## GOAL
Report only the number of lines in the records that contain the word "date".

## DATA EXCERPTS
§ §

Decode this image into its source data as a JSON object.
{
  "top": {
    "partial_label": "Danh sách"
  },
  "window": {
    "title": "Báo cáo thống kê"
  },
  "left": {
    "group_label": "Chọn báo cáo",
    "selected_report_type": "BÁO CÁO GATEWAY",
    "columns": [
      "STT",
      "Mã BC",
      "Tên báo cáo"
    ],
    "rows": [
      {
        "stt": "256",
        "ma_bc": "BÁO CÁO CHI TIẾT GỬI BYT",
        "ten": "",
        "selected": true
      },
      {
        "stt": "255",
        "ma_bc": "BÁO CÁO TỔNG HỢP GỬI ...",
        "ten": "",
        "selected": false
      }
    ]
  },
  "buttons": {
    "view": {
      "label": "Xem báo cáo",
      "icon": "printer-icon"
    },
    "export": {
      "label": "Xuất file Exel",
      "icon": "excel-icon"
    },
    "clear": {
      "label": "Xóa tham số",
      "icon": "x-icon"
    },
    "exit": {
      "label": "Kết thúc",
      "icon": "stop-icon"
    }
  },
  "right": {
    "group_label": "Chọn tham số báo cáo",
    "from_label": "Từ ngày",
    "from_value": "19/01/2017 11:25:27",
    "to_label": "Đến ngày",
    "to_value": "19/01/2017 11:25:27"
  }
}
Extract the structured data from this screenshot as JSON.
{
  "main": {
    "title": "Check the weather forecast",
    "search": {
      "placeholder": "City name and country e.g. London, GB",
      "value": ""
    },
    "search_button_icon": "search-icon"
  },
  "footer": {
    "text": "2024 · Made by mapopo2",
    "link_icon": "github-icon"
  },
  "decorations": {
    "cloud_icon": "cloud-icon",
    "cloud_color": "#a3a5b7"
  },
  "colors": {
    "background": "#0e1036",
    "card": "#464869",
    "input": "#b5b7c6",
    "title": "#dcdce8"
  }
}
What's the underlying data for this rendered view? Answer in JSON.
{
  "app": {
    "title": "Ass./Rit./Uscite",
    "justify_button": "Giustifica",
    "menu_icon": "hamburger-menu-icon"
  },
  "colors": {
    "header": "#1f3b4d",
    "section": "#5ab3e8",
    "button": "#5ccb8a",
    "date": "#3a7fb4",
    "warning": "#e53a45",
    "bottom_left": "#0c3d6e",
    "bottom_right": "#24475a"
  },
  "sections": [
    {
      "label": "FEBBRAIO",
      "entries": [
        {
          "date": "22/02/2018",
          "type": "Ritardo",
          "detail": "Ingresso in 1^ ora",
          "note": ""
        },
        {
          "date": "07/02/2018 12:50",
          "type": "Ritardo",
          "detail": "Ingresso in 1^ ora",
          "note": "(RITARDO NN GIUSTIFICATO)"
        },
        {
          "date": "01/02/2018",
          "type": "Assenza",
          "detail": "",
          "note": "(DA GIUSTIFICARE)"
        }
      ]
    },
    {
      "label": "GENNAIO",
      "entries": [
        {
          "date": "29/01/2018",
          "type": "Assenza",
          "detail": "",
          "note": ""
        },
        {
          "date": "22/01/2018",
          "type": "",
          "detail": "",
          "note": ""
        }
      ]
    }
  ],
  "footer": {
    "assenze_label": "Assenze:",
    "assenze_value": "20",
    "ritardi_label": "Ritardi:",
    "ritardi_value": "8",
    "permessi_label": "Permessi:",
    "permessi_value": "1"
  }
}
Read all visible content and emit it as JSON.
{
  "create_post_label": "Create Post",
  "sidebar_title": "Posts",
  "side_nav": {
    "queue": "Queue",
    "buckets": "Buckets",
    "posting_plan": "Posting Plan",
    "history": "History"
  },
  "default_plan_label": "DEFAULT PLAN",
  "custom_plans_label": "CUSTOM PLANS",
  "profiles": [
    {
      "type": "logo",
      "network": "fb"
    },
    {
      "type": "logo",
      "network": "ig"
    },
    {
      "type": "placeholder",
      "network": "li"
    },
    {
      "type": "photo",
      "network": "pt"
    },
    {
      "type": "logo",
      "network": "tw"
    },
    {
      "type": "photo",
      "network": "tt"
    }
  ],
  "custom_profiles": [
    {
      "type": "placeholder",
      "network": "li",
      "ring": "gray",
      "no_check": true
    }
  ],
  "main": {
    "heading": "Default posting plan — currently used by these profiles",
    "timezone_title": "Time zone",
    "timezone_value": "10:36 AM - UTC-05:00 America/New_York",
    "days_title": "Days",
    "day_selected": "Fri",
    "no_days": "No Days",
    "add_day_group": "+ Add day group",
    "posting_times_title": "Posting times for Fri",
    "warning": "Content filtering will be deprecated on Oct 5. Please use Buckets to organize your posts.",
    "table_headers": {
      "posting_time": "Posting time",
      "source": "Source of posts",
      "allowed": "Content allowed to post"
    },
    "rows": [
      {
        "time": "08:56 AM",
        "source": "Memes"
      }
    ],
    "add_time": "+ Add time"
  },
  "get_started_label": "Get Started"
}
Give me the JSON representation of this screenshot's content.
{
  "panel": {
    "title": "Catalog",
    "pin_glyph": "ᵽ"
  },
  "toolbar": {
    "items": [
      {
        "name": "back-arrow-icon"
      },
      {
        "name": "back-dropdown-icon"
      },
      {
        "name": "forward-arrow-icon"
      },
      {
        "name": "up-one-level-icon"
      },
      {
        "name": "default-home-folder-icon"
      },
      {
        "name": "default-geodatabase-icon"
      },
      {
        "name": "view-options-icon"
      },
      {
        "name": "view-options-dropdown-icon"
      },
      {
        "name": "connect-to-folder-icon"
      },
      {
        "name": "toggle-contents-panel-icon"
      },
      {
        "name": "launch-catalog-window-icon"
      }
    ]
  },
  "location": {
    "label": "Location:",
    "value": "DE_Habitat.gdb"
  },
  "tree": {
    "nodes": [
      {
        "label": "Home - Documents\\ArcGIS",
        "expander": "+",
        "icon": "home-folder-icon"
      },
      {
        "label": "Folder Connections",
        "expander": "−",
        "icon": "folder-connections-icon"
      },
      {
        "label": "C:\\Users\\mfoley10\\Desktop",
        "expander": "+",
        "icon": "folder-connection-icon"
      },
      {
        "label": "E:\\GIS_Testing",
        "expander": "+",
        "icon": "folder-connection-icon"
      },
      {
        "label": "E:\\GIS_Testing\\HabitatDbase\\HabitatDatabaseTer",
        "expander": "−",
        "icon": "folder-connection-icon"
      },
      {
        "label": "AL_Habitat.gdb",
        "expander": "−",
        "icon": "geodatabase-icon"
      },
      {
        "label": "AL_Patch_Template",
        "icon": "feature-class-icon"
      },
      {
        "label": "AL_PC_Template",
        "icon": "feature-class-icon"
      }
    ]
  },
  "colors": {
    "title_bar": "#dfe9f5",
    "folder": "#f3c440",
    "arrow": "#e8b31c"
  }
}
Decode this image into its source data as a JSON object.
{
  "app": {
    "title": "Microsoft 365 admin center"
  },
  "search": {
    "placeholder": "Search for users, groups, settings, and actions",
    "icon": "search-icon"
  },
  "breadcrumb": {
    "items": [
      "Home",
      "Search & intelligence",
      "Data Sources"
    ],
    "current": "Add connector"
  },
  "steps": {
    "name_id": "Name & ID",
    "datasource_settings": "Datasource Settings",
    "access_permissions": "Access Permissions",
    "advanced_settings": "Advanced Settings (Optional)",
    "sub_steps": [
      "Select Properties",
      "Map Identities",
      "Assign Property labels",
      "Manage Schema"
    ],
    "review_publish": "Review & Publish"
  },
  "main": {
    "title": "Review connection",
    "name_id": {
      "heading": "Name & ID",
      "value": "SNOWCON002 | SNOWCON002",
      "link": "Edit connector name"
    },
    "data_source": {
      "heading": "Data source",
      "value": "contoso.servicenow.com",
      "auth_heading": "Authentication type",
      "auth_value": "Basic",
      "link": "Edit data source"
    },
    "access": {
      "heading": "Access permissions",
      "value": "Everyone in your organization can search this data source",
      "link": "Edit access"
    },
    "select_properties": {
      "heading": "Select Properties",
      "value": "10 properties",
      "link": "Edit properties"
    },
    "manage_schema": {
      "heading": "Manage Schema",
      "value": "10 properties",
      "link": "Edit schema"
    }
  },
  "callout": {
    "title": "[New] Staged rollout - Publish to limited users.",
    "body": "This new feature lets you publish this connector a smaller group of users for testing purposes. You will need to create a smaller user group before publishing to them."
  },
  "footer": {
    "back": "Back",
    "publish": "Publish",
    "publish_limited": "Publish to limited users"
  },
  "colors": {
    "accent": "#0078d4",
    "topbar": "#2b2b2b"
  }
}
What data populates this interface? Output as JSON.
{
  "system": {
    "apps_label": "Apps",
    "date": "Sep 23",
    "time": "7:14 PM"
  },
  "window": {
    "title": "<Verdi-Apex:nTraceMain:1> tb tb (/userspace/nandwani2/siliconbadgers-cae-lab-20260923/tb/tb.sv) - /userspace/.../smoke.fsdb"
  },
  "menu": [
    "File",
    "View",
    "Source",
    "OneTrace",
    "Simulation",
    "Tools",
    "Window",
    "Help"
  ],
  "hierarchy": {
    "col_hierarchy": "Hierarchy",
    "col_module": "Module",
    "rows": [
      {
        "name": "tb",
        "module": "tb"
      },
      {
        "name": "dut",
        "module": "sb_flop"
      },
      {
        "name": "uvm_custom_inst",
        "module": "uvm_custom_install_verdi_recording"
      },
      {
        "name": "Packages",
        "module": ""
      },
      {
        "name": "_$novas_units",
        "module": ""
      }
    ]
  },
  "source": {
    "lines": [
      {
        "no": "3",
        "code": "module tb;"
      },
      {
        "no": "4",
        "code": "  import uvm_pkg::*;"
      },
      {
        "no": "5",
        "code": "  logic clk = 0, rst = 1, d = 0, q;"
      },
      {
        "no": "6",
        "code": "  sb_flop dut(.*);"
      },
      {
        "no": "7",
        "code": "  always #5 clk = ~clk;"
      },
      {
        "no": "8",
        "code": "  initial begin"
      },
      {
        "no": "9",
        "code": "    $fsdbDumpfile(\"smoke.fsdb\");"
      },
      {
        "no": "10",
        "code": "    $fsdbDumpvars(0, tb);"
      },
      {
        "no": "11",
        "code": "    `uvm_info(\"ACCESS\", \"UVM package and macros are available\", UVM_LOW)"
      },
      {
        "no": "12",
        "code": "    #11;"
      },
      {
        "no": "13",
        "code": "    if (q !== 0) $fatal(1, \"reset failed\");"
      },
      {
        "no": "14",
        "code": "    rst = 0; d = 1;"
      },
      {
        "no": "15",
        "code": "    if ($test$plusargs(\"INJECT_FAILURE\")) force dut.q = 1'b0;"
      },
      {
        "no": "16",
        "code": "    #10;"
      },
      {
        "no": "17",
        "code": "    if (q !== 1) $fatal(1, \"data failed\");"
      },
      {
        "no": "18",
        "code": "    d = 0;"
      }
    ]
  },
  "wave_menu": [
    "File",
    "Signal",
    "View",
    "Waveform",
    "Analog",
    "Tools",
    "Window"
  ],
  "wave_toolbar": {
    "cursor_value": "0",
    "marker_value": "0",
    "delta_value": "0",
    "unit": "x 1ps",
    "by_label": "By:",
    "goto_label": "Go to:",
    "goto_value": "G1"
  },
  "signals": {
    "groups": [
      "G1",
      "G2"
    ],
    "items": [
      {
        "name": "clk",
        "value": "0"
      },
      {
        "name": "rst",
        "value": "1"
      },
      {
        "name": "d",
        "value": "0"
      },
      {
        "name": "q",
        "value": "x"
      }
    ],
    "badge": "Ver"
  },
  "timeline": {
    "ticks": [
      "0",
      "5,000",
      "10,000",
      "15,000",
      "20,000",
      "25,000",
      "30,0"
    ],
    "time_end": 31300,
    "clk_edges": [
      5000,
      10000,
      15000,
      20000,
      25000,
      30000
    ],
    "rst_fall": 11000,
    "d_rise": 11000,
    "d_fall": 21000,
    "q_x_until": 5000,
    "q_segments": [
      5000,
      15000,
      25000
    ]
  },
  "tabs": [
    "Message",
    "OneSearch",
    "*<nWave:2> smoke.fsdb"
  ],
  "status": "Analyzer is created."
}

§ §

## WRITTEN REPLY
7